Reproduce the records that follow in full, excluding any picture they contain.

★ ★ ★ ★

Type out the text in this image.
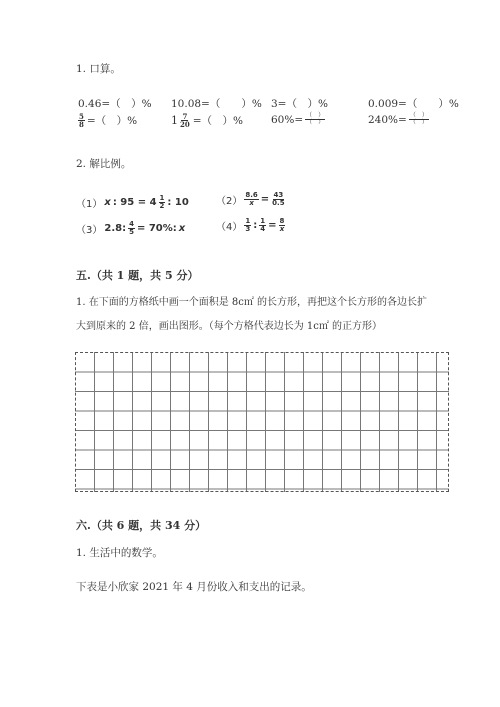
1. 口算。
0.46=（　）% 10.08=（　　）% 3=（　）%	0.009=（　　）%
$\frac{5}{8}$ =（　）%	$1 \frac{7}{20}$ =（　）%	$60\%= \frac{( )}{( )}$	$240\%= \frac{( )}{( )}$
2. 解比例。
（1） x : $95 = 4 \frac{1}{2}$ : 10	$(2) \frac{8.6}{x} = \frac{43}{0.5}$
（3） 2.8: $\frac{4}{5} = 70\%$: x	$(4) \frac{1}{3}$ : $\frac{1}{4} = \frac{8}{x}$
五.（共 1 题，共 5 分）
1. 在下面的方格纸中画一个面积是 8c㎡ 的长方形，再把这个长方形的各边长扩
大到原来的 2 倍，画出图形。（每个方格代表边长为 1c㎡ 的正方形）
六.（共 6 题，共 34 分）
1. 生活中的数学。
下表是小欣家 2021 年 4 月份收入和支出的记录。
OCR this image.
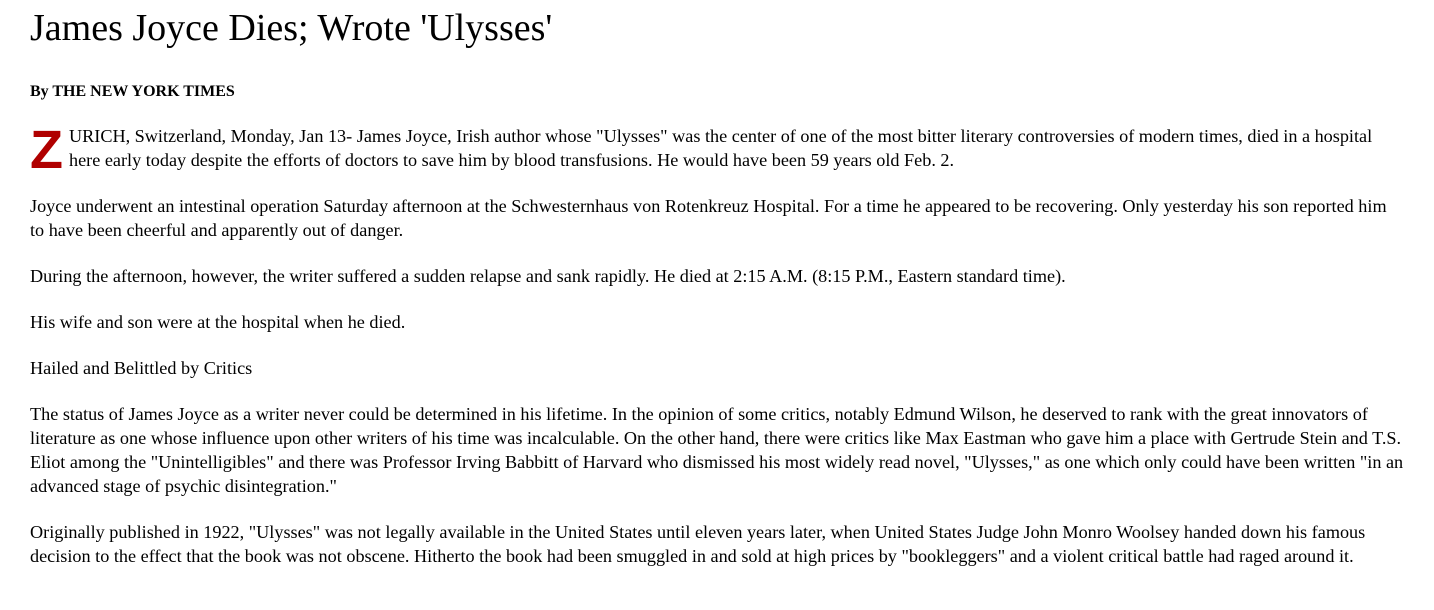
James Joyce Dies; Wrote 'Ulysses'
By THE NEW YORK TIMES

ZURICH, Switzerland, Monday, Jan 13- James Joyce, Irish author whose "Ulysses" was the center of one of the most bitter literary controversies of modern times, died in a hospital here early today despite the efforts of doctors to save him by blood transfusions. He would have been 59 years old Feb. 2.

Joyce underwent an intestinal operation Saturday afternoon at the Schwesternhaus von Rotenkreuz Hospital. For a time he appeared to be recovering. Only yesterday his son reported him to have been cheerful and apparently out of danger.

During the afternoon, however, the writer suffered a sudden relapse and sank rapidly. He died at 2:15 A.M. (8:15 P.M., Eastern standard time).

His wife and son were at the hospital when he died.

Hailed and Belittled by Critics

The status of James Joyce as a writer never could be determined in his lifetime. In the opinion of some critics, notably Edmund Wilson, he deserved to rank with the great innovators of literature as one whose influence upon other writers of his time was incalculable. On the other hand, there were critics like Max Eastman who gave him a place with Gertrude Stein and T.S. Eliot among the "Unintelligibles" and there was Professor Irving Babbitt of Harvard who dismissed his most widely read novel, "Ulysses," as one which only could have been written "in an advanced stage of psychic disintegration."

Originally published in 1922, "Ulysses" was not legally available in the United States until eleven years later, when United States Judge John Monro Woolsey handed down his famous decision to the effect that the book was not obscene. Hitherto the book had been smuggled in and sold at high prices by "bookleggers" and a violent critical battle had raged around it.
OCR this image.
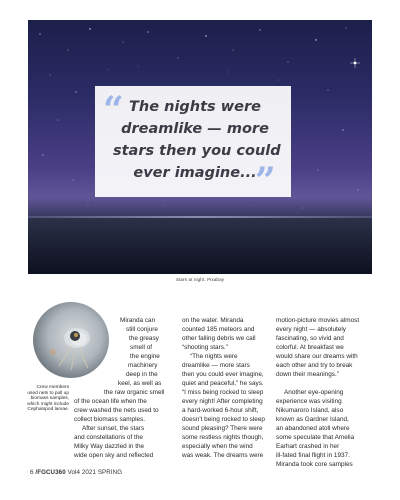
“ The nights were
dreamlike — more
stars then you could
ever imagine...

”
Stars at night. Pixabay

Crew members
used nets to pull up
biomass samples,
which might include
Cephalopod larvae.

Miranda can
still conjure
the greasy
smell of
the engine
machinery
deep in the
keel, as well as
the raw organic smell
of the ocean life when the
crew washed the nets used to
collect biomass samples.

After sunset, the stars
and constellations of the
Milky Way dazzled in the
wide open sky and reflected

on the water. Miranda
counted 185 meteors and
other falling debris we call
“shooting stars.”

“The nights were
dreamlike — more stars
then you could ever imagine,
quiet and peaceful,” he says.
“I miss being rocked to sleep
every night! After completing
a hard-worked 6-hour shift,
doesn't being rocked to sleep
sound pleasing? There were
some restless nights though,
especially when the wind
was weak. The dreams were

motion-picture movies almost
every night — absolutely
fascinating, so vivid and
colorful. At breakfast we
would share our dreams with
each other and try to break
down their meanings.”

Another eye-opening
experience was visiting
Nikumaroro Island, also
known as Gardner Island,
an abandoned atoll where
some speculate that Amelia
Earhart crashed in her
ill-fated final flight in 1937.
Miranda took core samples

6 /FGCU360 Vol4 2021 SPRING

★ ★ ★ ★

- Response for this exercise
Type out the text in this image.
1. 口算。
0.46=（　）% 10.08=（　　）% 3=（　）%	0.009=（　　）%
$\frac{5}{8}$ =（　）%	$1 \frac{7}{20}$ =（　）%	$60\%= \frac{( )}{( )}$	$240\%= \frac{( )}{( )}$
2. 解比例。
（1） x : $95 = 4 \frac{1}{2}$ : 10	$(2) \frac{8.6}{x} = \frac{43}{0.5}$
（3） 2.8: $\frac{4}{5} = 70\%$: x	$(4) \frac{1}{3}$ : $\frac{1}{4} = \frac{8}{x}$
五.（共 1 题，共 5 分）
1. 在下面的方格纸中画一个面积是 8c㎡ 的长方形，再把这个长方形的各边长扩
大到原来的 2 倍，画出图形。（每个方格代表边长为 1c㎡ 的正方形）
六.（共 6 题，共 34 分）
1. 生活中的数学。
下表是小欣家 2021 年 4 月份收入和支出的记录。
OCR this image.
James Joyce Dies; Wrote 'Ulysses'
By THE NEW YORK TIMES

ZURICH, Switzerland, Monday, Jan 13- James Joyce, Irish author whose "Ulysses" was the center of one of the most bitter literary controversies of modern times, died in a hospital here early today despite the efforts of doctors to save him by blood transfusions. He would have been 59 years old Feb. 2.

Joyce underwent an intestinal operation Saturday afternoon at the Schwesternhaus von Rotenkreuz Hospital. For a time he appeared to be recovering. Only yesterday his son reported him to have been cheerful and apparently out of danger.

During the afternoon, however, the writer suffered a sudden relapse and sank rapidly. He died at 2:15 A.M. (8:15 P.M., Eastern standard time).

His wife and son were at the hospital when he died.

Hailed and Belittled by Critics

The status of James Joyce as a writer never could be determined in his lifetime. In the opinion of some critics, notably Edmund Wilson, he deserved to rank with the great innovators of literature as one whose influence upon other writers of his time was incalculable. On the other hand, there were critics like Max Eastman who gave him a place with Gertrude Stein and T.S. Eliot among the "Unintelligibles" and there was Professor Irving Babbitt of Harvard who dismissed his most widely read novel, "Ulysses," as one which only could have been written "in an advanced stage of psychic disintegration."

Originally published in 1922, "Ulysses" was not legally available in the United States until eleven years later, when United States Judge John Monro Woolsey handed down his famous decision to the effect that the book was not obscene. Hitherto the book had been smuggled in and sold at high prices by "bookleggers" and a violent critical battle had raged around it.
OCR this image.
“ The nights were
dreamlike — more
stars then you could
ever imagine...

”
Stars at night. Pixabay

Crew members
used nets to pull up
biomass samples,
which might include
Cephalopod larvae.

Miranda can
still conjure
the greasy
smell of
the engine
machinery
deep in the
keel, as well as
the raw organic smell
of the ocean life when the
crew washed the nets used to
collect biomass samples.

After sunset, the stars
and constellations of the
Milky Way dazzled in the
wide open sky and reflected

on the water. Miranda
counted 185 meteors and
other falling debris we call
“shooting stars.”

“The nights were
dreamlike — more stars
then you could ever imagine,
quiet and peaceful,” he says.
“I miss being rocked to sleep
every night! After completing
a hard-worked 6-hour shift,
doesn't being rocked to sleep
sound pleasing? There were
some restless nights though,
especially when the wind
was weak. The dreams were

motion-picture movies almost
every night — absolutely
fascinating, so vivid and
colorful. At breakfast we
would share our dreams with
each other and try to break
down their meanings.”

Another eye-opening
experience was visiting
Nikumaroro Island, also
known as Gardner Island,
an abandoned atoll where
some speculate that Amelia
Earhart crashed in her
ill-fated final flight in 1937.
Miranda took core samples

6 /FGCU360 Vol4 2021 SPRING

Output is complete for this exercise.